The problem »
Pick out all lines in the listing holding the string "Всего" and copy them.

Records to use »
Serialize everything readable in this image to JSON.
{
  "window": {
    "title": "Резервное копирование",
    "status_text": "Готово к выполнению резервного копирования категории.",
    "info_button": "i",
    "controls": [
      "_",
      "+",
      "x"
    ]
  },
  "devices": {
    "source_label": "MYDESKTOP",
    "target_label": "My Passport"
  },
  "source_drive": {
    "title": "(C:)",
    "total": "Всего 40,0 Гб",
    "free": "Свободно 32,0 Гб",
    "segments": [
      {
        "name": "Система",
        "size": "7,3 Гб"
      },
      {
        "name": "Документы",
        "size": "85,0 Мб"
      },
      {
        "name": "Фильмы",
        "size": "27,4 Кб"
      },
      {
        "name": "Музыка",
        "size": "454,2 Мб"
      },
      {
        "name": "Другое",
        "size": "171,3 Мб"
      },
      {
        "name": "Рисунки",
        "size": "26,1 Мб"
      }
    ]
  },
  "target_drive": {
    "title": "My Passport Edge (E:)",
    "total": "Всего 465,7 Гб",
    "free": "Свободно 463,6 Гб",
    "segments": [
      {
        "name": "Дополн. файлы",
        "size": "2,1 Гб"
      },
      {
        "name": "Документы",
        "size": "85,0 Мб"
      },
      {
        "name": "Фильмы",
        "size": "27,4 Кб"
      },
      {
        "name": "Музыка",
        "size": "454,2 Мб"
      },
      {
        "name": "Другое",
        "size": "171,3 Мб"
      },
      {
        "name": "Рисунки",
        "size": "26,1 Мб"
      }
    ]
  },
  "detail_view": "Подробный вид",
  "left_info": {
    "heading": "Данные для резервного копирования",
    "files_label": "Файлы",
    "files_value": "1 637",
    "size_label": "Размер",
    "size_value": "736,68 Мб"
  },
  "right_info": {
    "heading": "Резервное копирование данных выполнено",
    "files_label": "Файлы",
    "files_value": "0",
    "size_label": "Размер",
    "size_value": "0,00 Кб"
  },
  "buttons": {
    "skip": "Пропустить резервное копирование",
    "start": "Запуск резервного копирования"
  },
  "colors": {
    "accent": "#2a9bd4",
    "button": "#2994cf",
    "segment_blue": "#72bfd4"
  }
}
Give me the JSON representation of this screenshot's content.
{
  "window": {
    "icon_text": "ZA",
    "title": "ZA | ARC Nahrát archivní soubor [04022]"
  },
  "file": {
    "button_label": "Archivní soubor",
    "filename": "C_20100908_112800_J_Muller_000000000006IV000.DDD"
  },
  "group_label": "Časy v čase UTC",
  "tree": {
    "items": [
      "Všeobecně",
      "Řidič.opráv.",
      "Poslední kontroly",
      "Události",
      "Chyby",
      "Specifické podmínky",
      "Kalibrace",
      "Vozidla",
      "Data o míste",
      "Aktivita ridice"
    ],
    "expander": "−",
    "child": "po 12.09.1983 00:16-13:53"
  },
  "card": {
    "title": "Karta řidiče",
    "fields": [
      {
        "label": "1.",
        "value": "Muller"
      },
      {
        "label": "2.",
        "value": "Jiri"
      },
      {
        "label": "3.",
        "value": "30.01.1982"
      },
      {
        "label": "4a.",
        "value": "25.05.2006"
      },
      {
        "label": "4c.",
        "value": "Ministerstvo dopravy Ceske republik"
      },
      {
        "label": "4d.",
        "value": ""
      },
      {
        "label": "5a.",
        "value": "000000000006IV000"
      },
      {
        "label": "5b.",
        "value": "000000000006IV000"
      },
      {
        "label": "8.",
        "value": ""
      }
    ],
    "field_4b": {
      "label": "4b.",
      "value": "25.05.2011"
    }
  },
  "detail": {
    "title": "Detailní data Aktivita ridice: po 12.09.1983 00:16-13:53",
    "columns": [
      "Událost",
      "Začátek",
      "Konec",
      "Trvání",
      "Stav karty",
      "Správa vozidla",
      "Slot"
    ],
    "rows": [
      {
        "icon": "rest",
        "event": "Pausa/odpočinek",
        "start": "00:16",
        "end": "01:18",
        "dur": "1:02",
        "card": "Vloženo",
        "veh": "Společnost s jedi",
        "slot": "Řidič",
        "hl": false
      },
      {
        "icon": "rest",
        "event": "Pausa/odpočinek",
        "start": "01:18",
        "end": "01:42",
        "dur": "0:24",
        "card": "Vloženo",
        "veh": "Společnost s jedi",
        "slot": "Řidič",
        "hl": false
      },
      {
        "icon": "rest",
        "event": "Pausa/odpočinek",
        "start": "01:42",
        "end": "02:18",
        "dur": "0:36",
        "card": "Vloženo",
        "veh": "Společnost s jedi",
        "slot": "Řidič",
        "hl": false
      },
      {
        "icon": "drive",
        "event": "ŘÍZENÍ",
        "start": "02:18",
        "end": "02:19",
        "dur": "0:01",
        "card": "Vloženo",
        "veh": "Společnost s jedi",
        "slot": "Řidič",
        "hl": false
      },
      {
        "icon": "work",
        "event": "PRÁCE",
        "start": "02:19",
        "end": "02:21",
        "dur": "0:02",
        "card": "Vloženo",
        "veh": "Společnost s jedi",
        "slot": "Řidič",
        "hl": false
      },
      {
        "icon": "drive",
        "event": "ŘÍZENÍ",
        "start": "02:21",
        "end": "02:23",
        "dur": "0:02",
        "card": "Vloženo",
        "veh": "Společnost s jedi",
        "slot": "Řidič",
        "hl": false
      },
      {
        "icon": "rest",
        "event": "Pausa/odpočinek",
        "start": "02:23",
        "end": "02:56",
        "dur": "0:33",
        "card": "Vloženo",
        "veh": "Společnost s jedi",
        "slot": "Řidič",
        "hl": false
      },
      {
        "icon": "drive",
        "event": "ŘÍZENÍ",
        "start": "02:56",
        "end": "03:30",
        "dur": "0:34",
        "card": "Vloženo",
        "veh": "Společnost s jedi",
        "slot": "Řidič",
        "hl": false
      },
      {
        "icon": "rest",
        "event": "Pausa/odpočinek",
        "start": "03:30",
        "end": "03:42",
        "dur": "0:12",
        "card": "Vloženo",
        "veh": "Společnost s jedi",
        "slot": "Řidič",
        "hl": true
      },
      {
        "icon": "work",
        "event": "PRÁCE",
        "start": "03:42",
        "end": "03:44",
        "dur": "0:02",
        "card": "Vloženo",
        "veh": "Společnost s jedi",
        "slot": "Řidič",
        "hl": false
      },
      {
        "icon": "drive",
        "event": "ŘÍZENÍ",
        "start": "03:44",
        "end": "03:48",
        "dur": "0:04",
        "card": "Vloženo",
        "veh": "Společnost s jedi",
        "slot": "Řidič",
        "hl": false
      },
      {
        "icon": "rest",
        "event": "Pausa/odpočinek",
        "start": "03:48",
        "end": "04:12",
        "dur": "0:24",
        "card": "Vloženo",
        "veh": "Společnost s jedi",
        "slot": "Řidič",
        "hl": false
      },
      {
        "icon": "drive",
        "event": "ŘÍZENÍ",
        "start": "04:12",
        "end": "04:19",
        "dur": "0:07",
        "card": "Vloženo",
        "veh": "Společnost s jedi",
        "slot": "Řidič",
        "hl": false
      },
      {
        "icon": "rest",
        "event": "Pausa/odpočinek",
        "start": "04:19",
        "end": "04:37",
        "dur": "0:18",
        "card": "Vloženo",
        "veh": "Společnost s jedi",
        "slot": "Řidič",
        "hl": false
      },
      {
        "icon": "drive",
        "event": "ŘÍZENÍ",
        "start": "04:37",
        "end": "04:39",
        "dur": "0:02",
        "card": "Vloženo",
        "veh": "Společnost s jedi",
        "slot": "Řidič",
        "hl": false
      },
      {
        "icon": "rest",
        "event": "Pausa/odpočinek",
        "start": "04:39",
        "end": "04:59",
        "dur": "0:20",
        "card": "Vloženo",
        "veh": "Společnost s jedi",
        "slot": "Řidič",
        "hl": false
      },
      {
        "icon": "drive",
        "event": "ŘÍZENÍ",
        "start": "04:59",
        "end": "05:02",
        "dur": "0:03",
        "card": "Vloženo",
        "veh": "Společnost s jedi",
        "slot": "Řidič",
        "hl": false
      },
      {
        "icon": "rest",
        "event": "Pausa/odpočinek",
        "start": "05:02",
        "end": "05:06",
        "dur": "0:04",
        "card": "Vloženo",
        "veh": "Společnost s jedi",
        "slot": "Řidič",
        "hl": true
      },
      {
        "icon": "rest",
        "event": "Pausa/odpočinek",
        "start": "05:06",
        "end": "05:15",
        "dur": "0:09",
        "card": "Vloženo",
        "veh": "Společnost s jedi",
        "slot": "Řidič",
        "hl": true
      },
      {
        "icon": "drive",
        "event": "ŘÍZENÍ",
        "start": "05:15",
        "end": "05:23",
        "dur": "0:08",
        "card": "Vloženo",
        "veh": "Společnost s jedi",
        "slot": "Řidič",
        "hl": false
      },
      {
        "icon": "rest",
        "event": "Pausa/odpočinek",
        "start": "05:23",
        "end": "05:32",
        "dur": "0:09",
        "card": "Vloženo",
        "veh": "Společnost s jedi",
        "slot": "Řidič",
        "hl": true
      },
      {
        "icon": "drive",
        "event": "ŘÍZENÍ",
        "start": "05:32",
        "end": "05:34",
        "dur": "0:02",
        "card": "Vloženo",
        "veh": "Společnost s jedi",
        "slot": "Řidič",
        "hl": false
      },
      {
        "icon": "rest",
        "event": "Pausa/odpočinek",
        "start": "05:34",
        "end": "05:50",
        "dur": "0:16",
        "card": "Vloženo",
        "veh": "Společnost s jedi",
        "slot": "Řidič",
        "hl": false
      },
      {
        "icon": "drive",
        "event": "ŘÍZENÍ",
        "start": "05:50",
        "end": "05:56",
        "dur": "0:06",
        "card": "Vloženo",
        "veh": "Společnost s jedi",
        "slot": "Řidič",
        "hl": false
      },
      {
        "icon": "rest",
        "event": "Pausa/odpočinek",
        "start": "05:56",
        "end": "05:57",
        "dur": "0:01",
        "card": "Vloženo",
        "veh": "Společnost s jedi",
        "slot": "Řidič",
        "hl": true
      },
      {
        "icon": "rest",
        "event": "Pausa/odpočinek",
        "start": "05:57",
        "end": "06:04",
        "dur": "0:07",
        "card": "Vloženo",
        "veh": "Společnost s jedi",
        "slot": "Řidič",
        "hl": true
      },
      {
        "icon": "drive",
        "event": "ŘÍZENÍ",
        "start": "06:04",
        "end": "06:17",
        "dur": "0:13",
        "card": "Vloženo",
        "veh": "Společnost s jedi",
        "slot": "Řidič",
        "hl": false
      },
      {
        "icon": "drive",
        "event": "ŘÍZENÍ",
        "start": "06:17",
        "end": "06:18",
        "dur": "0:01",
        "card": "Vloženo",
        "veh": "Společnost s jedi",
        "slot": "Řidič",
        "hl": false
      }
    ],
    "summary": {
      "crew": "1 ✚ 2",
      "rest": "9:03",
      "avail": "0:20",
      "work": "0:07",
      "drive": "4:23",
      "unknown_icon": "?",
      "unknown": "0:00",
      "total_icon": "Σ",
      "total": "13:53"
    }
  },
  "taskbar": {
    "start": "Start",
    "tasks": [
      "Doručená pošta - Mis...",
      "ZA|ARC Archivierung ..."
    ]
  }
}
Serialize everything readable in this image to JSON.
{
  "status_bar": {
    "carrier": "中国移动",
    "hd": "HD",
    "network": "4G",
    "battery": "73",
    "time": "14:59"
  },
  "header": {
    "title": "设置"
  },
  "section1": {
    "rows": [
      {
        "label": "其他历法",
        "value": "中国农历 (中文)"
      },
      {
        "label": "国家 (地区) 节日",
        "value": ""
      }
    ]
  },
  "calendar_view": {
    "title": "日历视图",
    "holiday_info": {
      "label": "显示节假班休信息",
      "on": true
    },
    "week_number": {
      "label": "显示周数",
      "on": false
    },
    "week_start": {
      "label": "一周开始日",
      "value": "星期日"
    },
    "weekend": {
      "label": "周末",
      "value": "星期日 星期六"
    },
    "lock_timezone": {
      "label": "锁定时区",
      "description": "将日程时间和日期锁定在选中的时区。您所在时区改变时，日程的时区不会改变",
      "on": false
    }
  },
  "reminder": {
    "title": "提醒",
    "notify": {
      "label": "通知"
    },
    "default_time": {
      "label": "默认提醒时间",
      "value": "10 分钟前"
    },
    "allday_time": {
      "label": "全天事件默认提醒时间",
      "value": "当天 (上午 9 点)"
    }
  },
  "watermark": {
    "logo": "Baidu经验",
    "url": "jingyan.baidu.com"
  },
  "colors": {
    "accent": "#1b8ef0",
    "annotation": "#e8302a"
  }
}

Result »
    "total": "Всего 40,0 Гб",
    "total": "Всего 465,7 Гб",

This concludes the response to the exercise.